- _Exercise brief_
Repeat the material below exactly, line for line.

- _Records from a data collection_
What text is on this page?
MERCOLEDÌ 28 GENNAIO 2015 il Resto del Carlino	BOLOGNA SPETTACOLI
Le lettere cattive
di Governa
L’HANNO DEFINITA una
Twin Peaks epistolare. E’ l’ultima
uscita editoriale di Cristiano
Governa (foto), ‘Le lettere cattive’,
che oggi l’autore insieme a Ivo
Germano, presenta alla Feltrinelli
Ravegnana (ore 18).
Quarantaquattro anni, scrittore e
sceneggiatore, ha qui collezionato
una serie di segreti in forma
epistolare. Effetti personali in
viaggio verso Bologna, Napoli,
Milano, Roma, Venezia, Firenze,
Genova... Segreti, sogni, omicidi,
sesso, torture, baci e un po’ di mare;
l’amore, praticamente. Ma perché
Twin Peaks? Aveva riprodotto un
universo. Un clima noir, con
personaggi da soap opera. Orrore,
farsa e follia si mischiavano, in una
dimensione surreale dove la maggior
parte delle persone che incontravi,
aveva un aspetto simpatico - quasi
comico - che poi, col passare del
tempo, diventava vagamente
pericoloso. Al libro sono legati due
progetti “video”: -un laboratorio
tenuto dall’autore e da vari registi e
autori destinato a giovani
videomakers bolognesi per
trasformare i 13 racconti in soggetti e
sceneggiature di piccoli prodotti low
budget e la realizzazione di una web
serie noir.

- _Correct answer_
What text is on this page?
MERCOLEDÌ 28 GENNAIO 2015 il Resto del Carlino	BOLOGNA SPETTACOLI
Le lettere cattive
di Governa
L’HANNO DEFINITA una
Twin Peaks epistolare. E’ l’ultima
uscita editoriale di Cristiano
Governa (foto), ‘Le lettere cattive’,
che oggi l’autore insieme a Ivo
Germano, presenta alla Feltrinelli
Ravegnana (ore 18).
Quarantaquattro anni, scrittore e
sceneggiatore, ha qui collezionato
una serie di segreti in forma
epistolare. Effetti personali in
viaggio verso Bologna, Napoli,
Milano, Roma, Venezia, Firenze,
Genova... Segreti, sogni, omicidi,
sesso, torture, baci e un po’ di mare;
l’amore, praticamente. Ma perché
Twin Peaks? Aveva riprodotto un
universo. Un clima noir, con
personaggi da soap opera. Orrore,
farsa e follia si mischiavano, in una
dimensione surreale dove la maggior
parte delle persone che incontravi,
aveva un aspetto simpatico - quasi
comico - che poi, col passare del
tempo, diventava vagamente
pericoloso. Al libro sono legati due
progetti “video”: -un laboratorio
tenuto dall’autore e da vari registi e
autori destinato a giovani
videomakers bolognesi per
trasformare i 13 racconti in soggetti e
sceneggiature di piccoli prodotti low
budget e la realizzazione di una web
serie noir.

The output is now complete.